- [What to do]
Look through the records below, and copy out every line that holds the string "суду".

[Raw records]
###

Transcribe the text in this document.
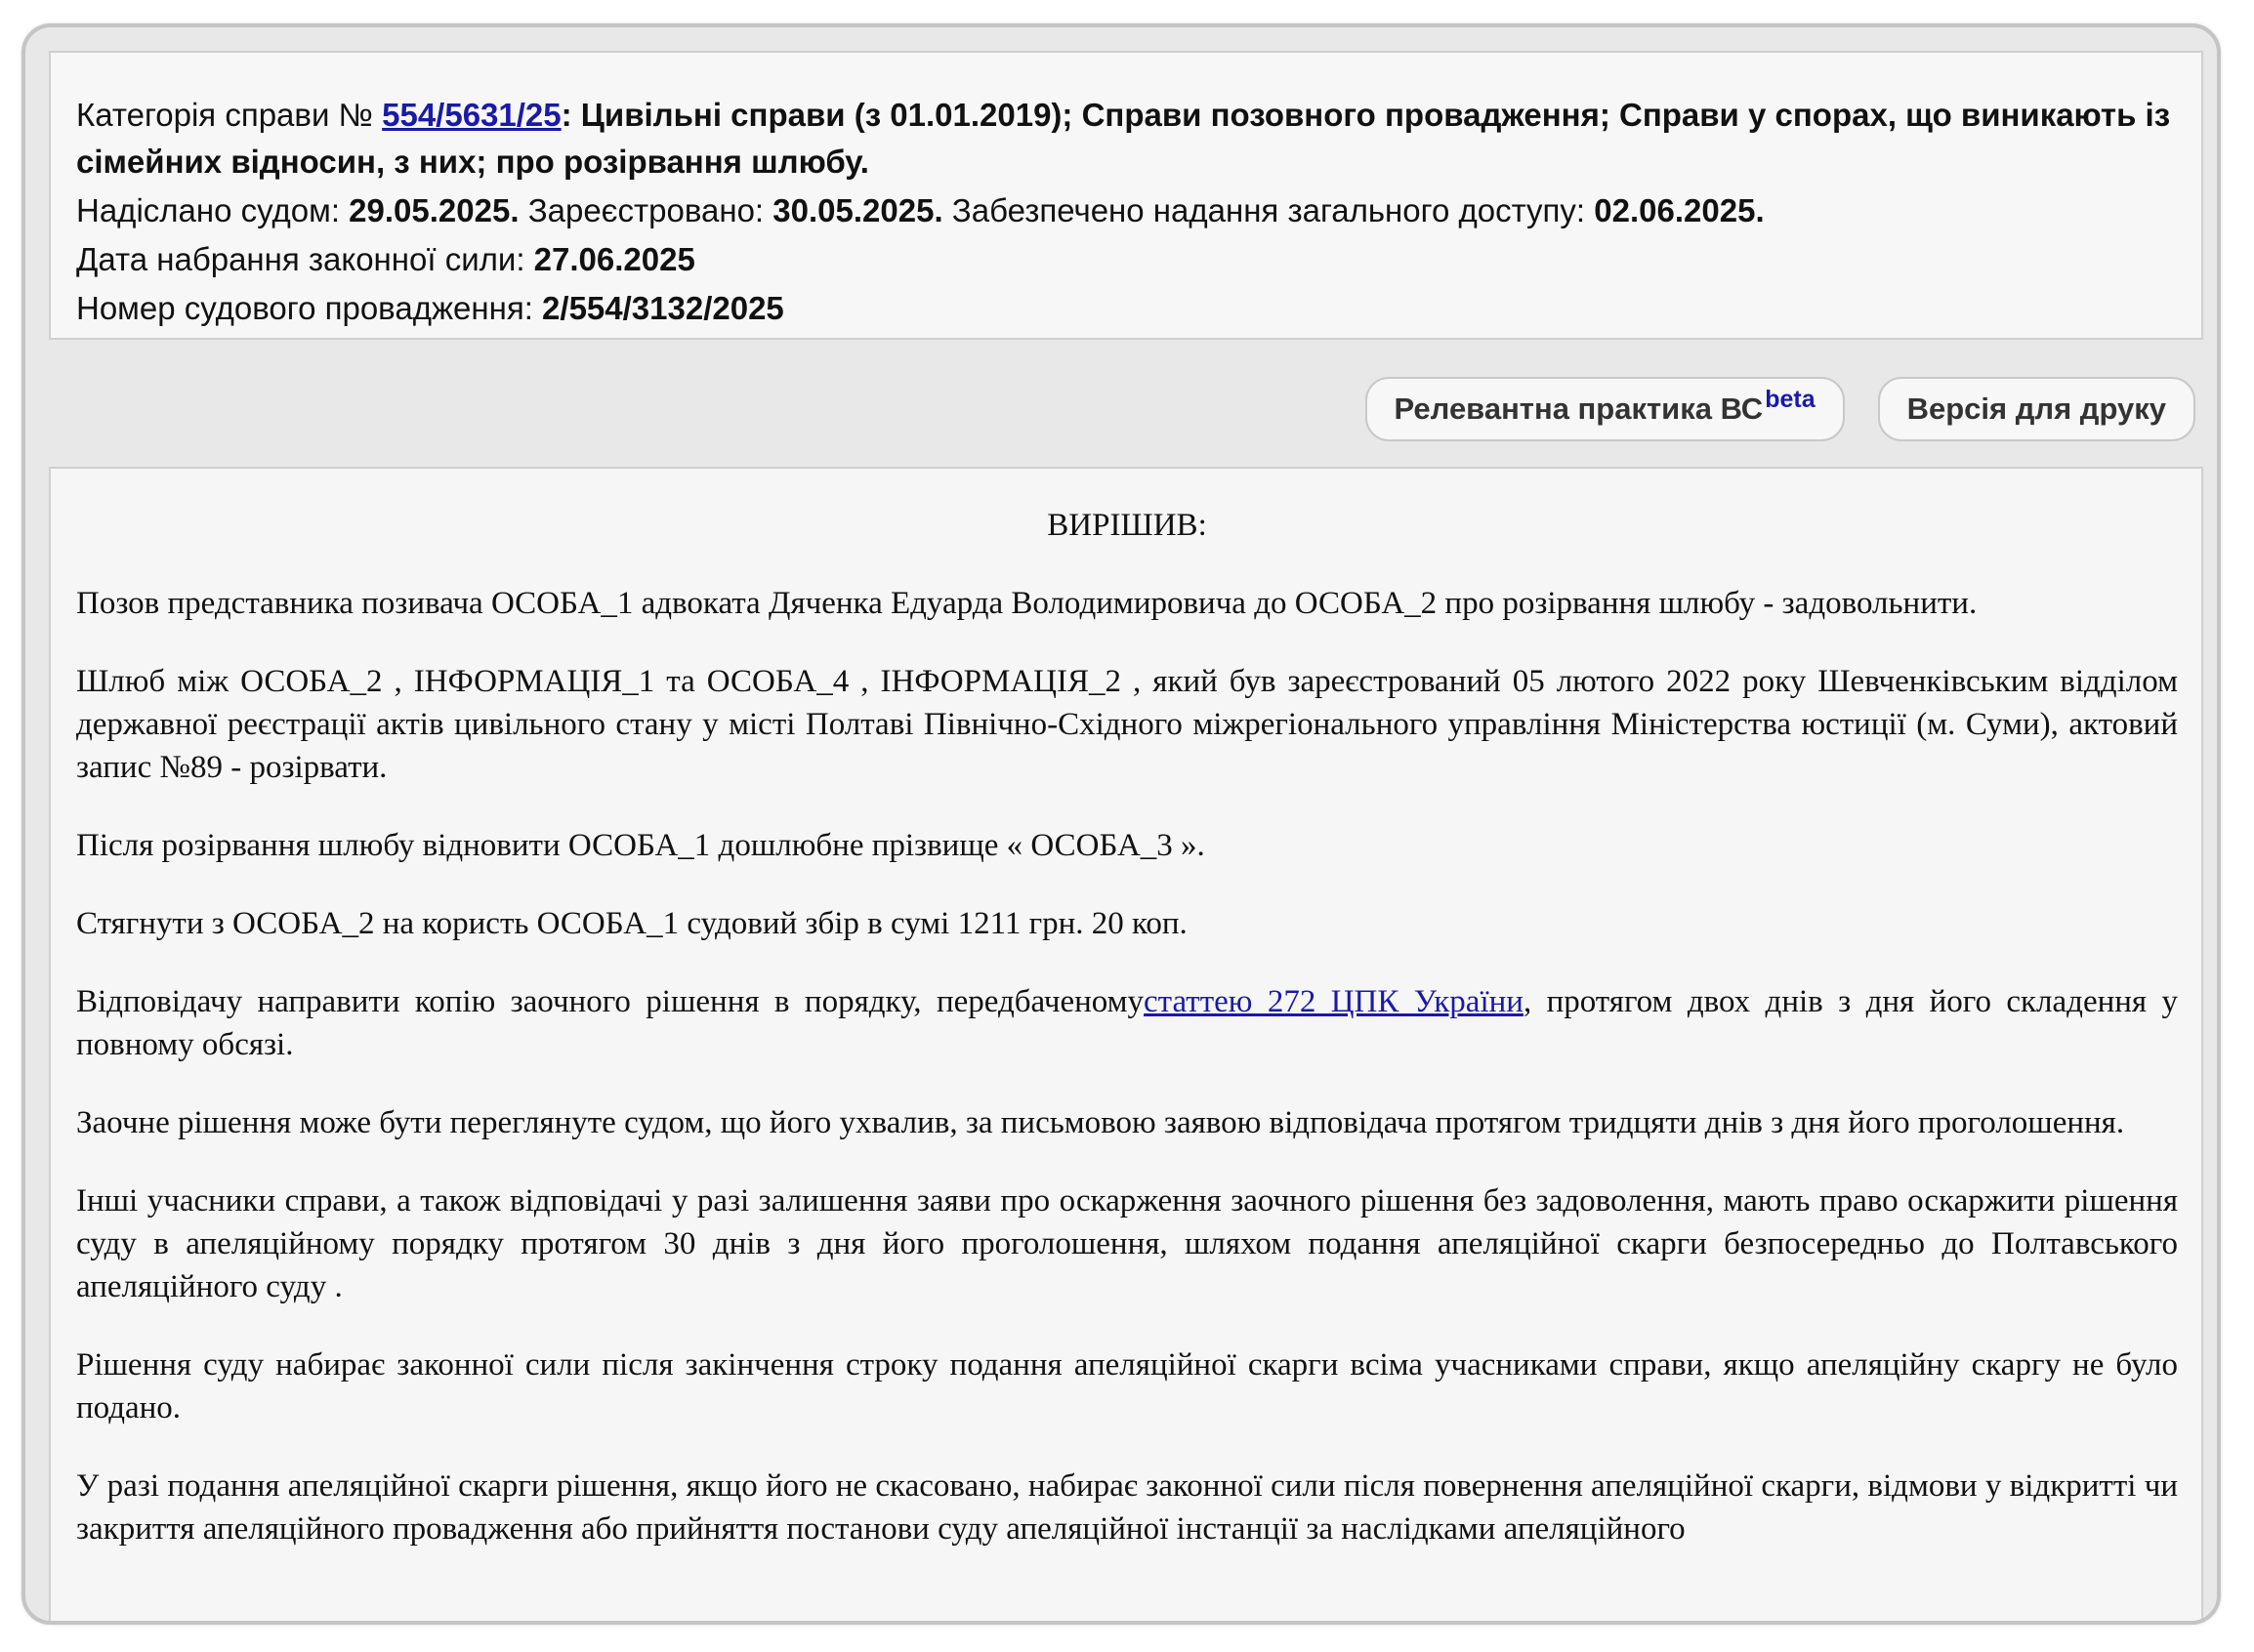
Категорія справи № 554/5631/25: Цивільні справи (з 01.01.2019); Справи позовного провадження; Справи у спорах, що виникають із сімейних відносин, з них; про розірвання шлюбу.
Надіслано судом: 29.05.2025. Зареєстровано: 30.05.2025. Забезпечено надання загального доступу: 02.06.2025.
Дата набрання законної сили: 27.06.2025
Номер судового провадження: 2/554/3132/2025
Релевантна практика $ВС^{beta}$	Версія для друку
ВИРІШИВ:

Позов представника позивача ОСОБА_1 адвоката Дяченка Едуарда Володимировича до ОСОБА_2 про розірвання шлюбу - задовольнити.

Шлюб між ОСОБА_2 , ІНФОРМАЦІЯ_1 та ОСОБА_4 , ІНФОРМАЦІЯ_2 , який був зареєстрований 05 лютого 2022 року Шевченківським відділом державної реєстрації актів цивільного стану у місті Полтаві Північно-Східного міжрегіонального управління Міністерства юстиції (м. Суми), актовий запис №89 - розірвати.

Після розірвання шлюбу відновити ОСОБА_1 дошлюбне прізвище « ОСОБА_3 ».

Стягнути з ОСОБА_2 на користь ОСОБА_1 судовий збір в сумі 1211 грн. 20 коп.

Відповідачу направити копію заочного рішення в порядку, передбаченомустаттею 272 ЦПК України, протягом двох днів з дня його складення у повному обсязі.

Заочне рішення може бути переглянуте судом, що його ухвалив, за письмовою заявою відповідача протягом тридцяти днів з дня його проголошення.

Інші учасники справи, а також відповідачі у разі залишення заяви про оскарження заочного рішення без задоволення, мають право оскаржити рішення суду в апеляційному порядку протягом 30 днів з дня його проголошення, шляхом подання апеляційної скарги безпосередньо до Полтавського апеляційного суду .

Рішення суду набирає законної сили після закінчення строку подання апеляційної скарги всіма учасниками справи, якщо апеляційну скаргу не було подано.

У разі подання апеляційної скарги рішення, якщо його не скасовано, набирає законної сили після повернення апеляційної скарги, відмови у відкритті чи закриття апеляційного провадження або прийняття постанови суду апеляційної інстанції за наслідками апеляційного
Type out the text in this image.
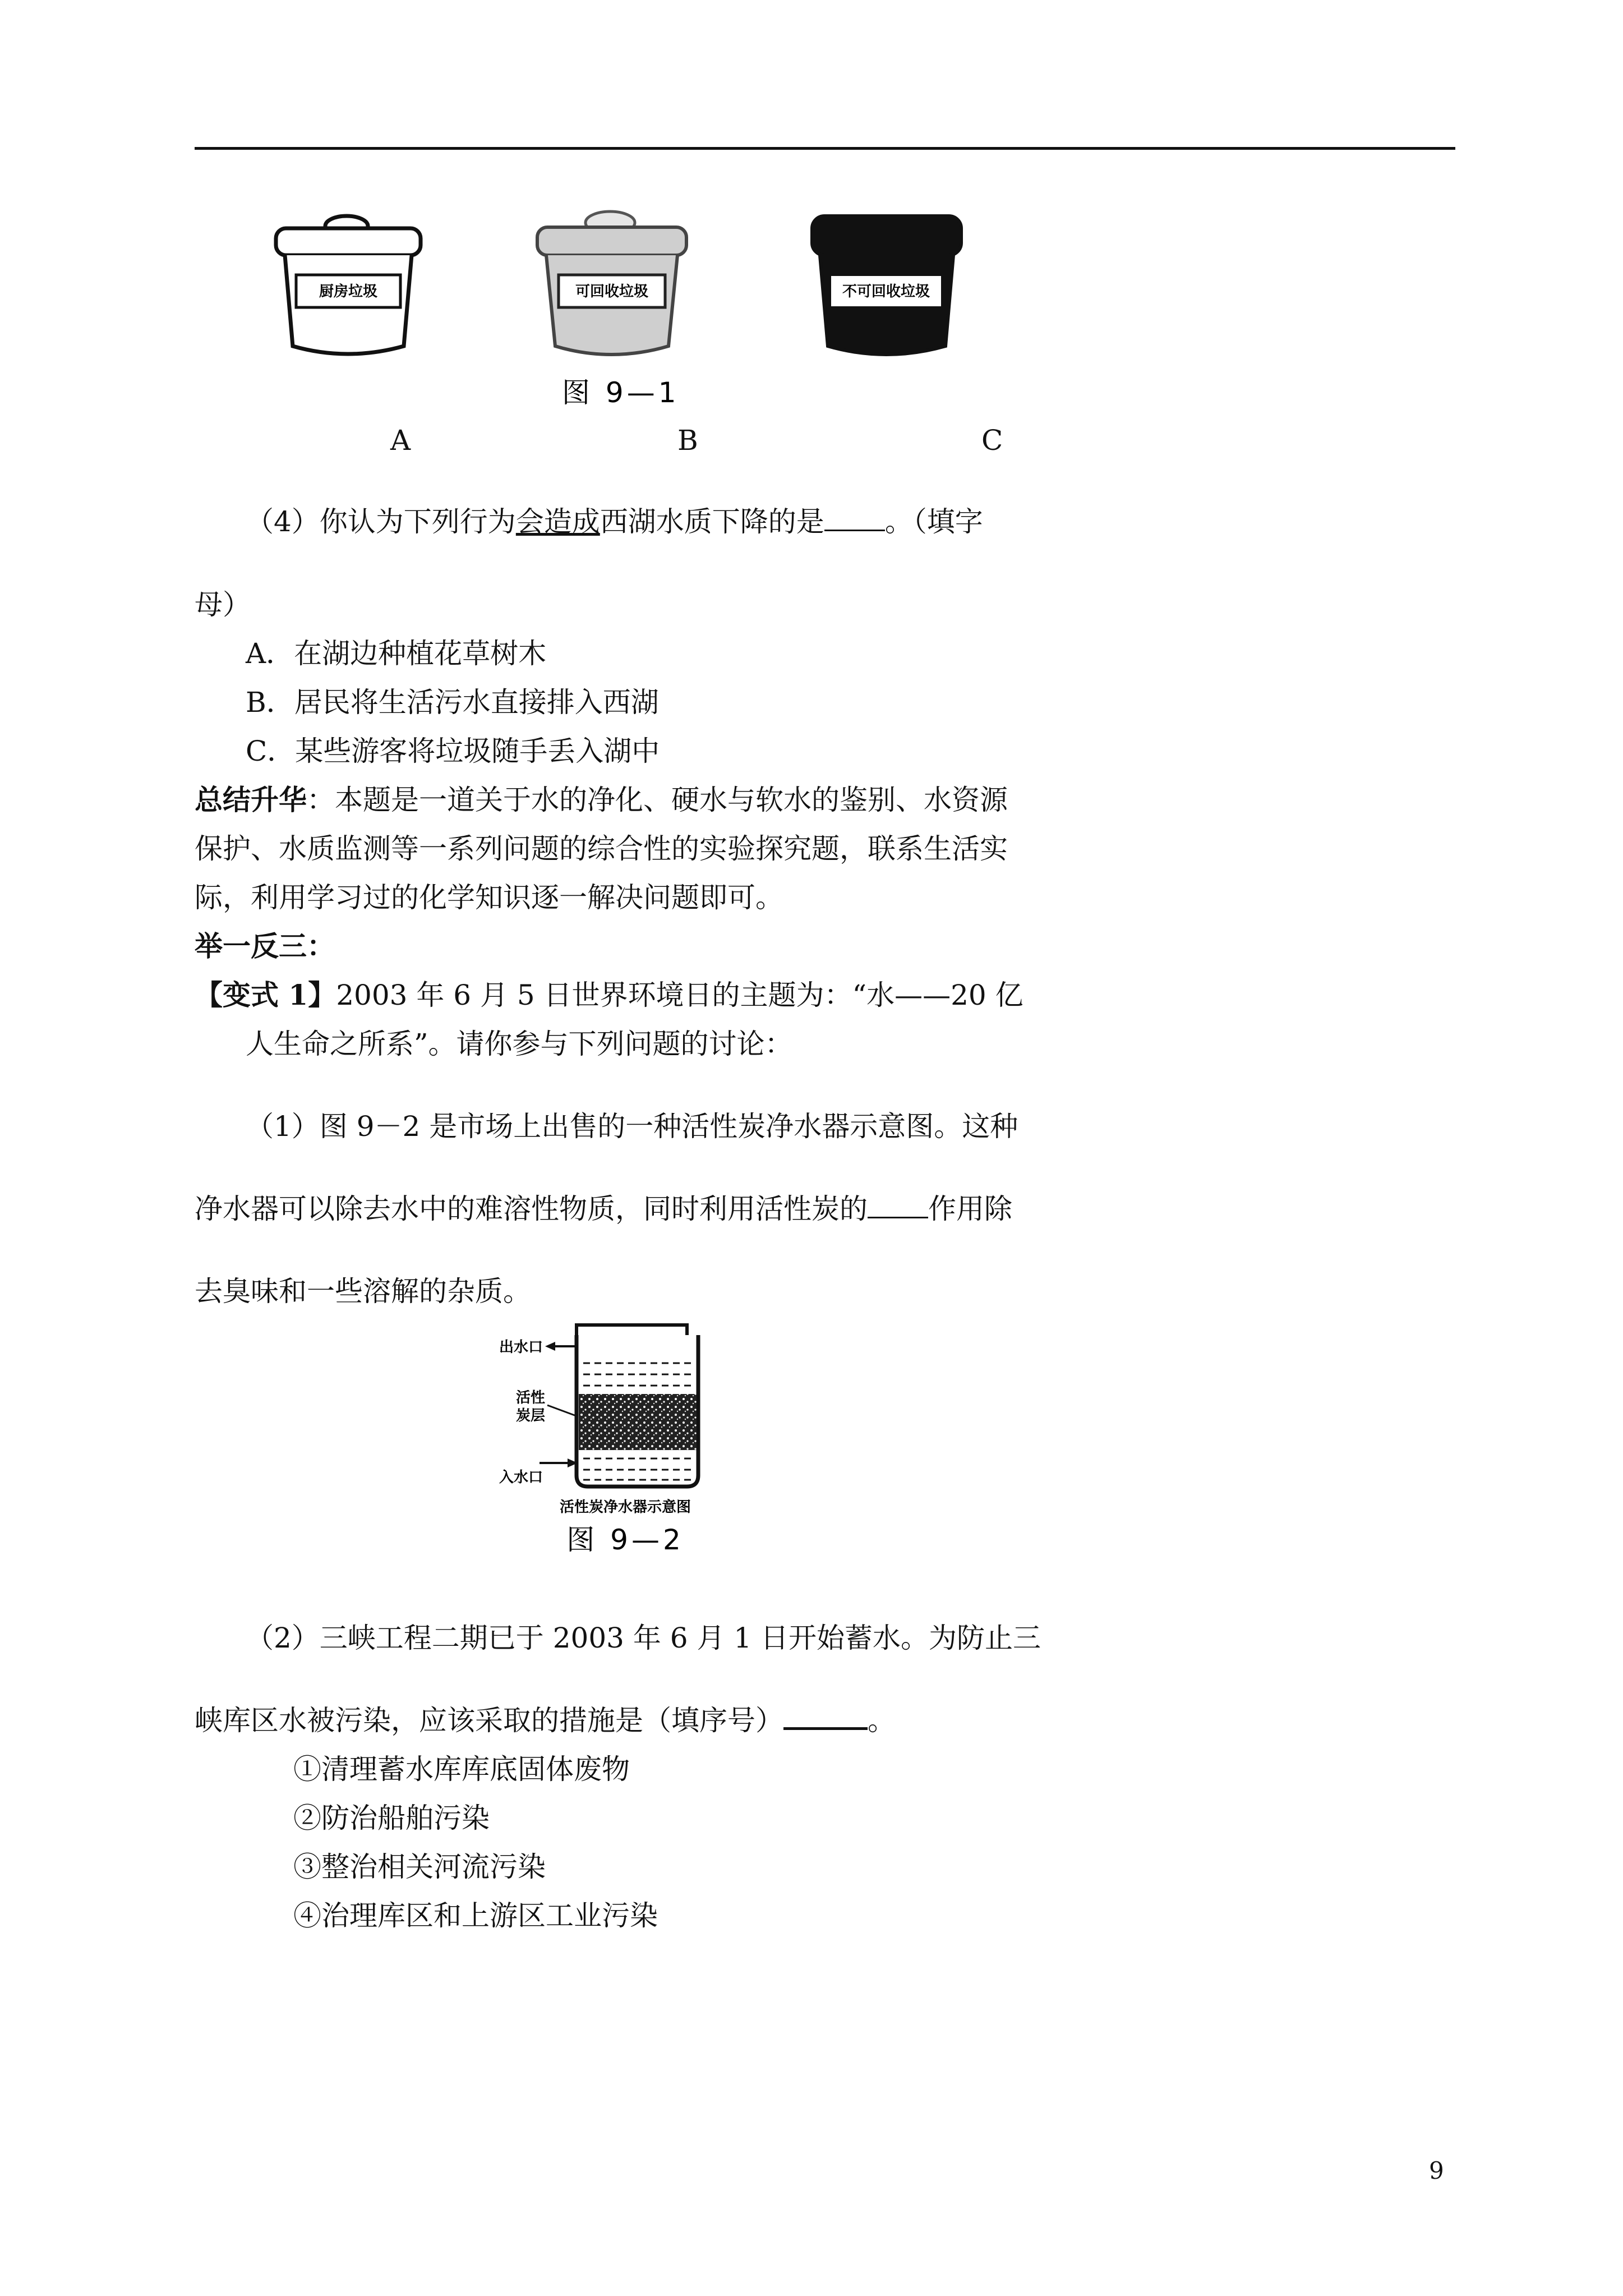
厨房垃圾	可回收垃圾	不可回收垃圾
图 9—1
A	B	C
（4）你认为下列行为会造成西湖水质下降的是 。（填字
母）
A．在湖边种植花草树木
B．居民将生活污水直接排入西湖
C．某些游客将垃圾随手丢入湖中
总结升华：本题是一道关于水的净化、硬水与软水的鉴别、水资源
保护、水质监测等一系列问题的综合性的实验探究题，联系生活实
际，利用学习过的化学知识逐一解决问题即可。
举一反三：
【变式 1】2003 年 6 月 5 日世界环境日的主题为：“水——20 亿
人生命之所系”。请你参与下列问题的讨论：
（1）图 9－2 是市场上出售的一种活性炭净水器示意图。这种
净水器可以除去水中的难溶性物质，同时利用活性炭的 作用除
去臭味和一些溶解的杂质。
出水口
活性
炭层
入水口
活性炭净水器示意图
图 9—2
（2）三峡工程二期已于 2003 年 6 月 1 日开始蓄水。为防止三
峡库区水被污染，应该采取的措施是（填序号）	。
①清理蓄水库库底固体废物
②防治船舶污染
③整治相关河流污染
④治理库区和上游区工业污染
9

###

- [Solution to this task]
Інші учасники справи, а також відповідачі у разі залишення заяви про оскарження заочного рішення без задоволення, мають право оскаржити рішення суду в апеляційному порядку протягом 30 днів з дня його проголошення, шляхом подання апеляційної скарги безпосередньо до Полтавського апеляційного суду .
Рішення суду набирає законної сили після закінчення строку подання апеляційної скарги всіма учасниками справи, якщо апеляційну скаргу не було подано.
У разі подання апеляційної скарги рішення, якщо його не скасовано, набирає законної сили після повернення апеляційної скарги, відмови у відкритті чи закриття апеляційного провадження або прийняття постанови суду апеляційної інстанції за наслідками апеляційного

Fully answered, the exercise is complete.